Directive: Reproduce every entry in the listing without alteration.

Extracted material:
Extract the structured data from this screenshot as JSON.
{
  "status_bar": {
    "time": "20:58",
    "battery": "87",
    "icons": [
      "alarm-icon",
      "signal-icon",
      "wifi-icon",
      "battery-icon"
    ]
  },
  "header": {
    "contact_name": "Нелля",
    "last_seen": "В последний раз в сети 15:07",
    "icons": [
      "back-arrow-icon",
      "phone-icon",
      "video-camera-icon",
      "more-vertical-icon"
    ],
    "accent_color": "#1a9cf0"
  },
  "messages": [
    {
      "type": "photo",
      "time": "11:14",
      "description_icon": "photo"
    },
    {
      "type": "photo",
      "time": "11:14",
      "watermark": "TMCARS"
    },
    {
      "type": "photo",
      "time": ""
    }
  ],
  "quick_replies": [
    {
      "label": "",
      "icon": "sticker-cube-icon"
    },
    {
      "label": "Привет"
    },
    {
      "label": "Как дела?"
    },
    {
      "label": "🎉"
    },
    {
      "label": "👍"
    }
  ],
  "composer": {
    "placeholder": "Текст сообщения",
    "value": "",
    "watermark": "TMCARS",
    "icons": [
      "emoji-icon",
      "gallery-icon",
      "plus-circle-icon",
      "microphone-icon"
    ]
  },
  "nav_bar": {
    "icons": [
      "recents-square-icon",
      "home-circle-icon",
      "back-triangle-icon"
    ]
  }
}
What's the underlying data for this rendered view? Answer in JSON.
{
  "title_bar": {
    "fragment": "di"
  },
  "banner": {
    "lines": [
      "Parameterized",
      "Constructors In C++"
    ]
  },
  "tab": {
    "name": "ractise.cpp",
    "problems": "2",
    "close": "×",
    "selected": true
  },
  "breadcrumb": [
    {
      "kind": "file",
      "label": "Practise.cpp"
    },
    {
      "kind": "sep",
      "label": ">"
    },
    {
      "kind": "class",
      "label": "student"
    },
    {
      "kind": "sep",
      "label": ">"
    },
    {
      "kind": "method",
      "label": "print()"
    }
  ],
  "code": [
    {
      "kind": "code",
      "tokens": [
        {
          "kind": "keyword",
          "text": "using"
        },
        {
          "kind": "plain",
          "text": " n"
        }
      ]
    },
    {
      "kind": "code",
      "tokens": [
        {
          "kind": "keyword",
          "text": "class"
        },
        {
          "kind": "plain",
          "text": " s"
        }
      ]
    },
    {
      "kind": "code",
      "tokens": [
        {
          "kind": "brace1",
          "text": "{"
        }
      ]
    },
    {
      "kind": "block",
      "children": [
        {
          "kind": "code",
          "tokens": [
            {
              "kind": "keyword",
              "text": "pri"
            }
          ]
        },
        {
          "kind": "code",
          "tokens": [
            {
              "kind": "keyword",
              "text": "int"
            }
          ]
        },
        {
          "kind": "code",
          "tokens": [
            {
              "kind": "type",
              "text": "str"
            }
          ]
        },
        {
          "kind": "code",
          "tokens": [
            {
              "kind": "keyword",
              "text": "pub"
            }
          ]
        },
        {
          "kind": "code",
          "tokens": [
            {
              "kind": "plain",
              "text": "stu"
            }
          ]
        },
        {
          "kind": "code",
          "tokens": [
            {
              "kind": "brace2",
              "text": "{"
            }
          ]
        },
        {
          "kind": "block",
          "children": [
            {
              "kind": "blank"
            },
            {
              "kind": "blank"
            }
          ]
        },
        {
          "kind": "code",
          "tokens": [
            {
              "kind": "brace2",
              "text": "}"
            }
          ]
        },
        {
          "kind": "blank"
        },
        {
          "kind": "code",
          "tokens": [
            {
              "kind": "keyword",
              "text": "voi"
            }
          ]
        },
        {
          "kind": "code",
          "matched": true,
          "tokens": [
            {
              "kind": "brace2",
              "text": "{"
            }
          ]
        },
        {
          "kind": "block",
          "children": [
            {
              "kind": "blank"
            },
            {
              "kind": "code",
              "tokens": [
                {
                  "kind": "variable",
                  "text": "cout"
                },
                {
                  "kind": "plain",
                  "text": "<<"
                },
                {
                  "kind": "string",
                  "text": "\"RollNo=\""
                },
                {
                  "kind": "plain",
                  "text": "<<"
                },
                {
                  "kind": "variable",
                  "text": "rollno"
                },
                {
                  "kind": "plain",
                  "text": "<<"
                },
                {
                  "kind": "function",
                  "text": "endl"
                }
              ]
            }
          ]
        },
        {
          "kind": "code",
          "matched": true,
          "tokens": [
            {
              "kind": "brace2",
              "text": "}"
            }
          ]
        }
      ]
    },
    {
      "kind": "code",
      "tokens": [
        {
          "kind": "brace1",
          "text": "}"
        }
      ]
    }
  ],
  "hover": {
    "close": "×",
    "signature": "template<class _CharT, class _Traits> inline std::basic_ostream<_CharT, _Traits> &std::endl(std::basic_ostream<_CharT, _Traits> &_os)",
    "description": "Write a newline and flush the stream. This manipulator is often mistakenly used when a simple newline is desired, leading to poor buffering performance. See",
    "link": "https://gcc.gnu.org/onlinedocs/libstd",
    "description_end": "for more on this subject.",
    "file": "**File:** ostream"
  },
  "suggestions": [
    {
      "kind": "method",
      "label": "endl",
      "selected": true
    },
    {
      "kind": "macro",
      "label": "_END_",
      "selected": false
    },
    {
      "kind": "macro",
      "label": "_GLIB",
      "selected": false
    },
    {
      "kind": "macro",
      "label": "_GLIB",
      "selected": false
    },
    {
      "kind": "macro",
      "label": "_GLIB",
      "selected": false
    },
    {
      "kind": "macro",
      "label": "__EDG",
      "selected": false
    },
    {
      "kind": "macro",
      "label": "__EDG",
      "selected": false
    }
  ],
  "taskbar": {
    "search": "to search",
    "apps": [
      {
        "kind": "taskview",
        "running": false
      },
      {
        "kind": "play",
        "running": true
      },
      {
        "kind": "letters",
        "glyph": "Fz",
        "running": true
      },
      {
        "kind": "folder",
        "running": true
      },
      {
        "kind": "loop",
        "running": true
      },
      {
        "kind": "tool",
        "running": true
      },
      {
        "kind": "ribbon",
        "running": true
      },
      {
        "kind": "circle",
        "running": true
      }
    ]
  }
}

Solved problem:
Extract the structured data from this screenshot as JSON.
{
  "status_bar": {
    "time": "20:58",
    "battery": "87",
    "icons": [
      "alarm-icon",
      "signal-icon",
      "wifi-icon",
      "battery-icon"
    ]
  },
  "header": {
    "contact_name": "Нелля",
    "last_seen": "В последний раз в сети 15:07",
    "icons": [
      "back-arrow-icon",
      "phone-icon",
      "video-camera-icon",
      "more-vertical-icon"
    ],
    "accent_color": "#1a9cf0"
  },
  "messages": [
    {
      "type": "photo",
      "time": "11:14",
      "description_icon": "photo"
    },
    {
      "type": "photo",
      "time": "11:14",
      "watermark": "TMCARS"
    },
    {
      "type": "photo",
      "time": ""
    }
  ],
  "quick_replies": [
    {
      "label": "",
      "icon": "sticker-cube-icon"
    },
    {
      "label": "Привет"
    },
    {
      "label": "Как дела?"
    },
    {
      "label": "🎉"
    },
    {
      "label": "👍"
    }
  ],
  "composer": {
    "placeholder": "Текст сообщения",
    "value": "",
    "watermark": "TMCARS",
    "icons": [
      "emoji-icon",
      "gallery-icon",
      "plus-circle-icon",
      "microphone-icon"
    ]
  },
  "nav_bar": {
    "icons": [
      "recents-square-icon",
      "home-circle-icon",
      "back-triangle-icon"
    ]
  }
}
What's the underlying data for this rendered view? Answer in JSON.
{
  "title_bar": {
    "fragment": "di"
  },
  "banner": {
    "lines": [
      "Parameterized",
      "Constructors In C++"
    ]
  },
  "tab": {
    "name": "ractise.cpp",
    "problems": "2",
    "close": "×",
    "selected": true
  },
  "breadcrumb": [
    {
      "kind": "file",
      "label": "Practise.cpp"
    },
    {
      "kind": "sep",
      "label": ">"
    },
    {
      "kind": "class",
      "label": "student"
    },
    {
      "kind": "sep",
      "label": ">"
    },
    {
      "kind": "method",
      "label": "print()"
    }
  ],
  "code": [
    {
      "kind": "code",
      "tokens": [
        {
          "kind": "keyword",
          "text": "using"
        },
        {
          "kind": "plain",
          "text": " n"
        }
      ]
    },
    {
      "kind": "code",
      "tokens": [
        {
          "kind": "keyword",
          "text": "class"
        },
        {
          "kind": "plain",
          "text": " s"
        }
      ]
    },
    {
      "kind": "code",
      "tokens": [
        {
          "kind": "brace1",
          "text": "{"
        }
      ]
    },
    {
      "kind": "block",
      "children": [
        {
          "kind": "code",
          "tokens": [
            {
              "kind": "keyword",
              "text": "pri"
            }
          ]
        },
        {
          "kind": "code",
          "tokens": [
            {
              "kind": "keyword",
              "text": "int"
            }
          ]
        },
        {
          "kind": "code",
          "tokens": [
            {
              "kind": "type",
              "text": "str"
            }
          ]
        },
        {
          "kind": "code",
          "tokens": [
            {
              "kind": "keyword",
              "text": "pub"
            }
          ]
        },
        {
          "kind": "code",
          "tokens": [
            {
              "kind": "plain",
              "text": "stu"
            }
          ]
        },
        {
          "kind": "code",
          "tokens": [
            {
              "kind": "brace2",
              "text": "{"
            }
          ]
        },
        {
          "kind": "block",
          "children": [
            {
              "kind": "blank"
            },
            {
              "kind": "blank"
            }
          ]
        },
        {
          "kind": "code",
          "tokens": [
            {
              "kind": "brace2",
              "text": "}"
            }
          ]
        },
        {
          "kind": "blank"
        },
        {
          "kind": "code",
          "tokens": [
            {
              "kind": "keyword",
              "text": "voi"
            }
          ]
        },
        {
          "kind": "code",
          "matched": true,
          "tokens": [
            {
              "kind": "brace2",
              "text": "{"
            }
          ]
        },
        {
          "kind": "block",
          "children": [
            {
              "kind": "blank"
            },
            {
              "kind": "code",
              "tokens": [
                {
                  "kind": "variable",
                  "text": "cout"
                },
                {
                  "kind": "plain",
                  "text": "<<"
                },
                {
                  "kind": "string",
                  "text": "\"RollNo=\""
                },
                {
                  "kind": "plain",
                  "text": "<<"
                },
                {
                  "kind": "variable",
                  "text": "rollno"
                },
                {
                  "kind": "plain",
                  "text": "<<"
                },
                {
                  "kind": "function",
                  "text": "endl"
                }
              ]
            }
          ]
        },
        {
          "kind": "code",
          "matched": true,
          "tokens": [
            {
              "kind": "brace2",
              "text": "}"
            }
          ]
        }
      ]
    },
    {
      "kind": "code",
      "tokens": [
        {
          "kind": "brace1",
          "text": "}"
        }
      ]
    }
  ],
  "hover": {
    "close": "×",
    "signature": "template<class _CharT, class _Traits> inline std::basic_ostream<_CharT, _Traits> &std::endl(std::basic_ostream<_CharT, _Traits> &_os)",
    "description": "Write a newline and flush the stream. This manipulator is often mistakenly used when a simple newline is desired, leading to poor buffering performance. See",
    "link": "https://gcc.gnu.org/onlinedocs/libstd",
    "description_end": "for more on this subject.",
    "file": "**File:** ostream"
  },
  "suggestions": [
    {
      "kind": "method",
      "label": "endl",
      "selected": true
    },
    {
      "kind": "macro",
      "label": "_END_",
      "selected": false
    },
    {
      "kind": "macro",
      "label": "_GLIB",
      "selected": false
    },
    {
      "kind": "macro",
      "label": "_GLIB",
      "selected": false
    },
    {
      "kind": "macro",
      "label": "_GLIB",
      "selected": false
    },
    {
      "kind": "macro",
      "label": "__EDG",
      "selected": false
    },
    {
      "kind": "macro",
      "label": "__EDG",
      "selected": false
    }
  ],
  "taskbar": {
    "search": "to search",
    "apps": [
      {
        "kind": "taskview",
        "running": false
      },
      {
        "kind": "play",
        "running": true
      },
      {
        "kind": "letters",
        "glyph": "Fz",
        "running": true
      },
      {
        "kind": "folder",
        "running": true
      },
      {
        "kind": "loop",
        "running": true
      },
      {
        "kind": "tool",
        "running": true
      },
      {
        "kind": "ribbon",
        "running": true
      },
      {
        "kind": "circle",
        "running": true
      }
    ]
  }
}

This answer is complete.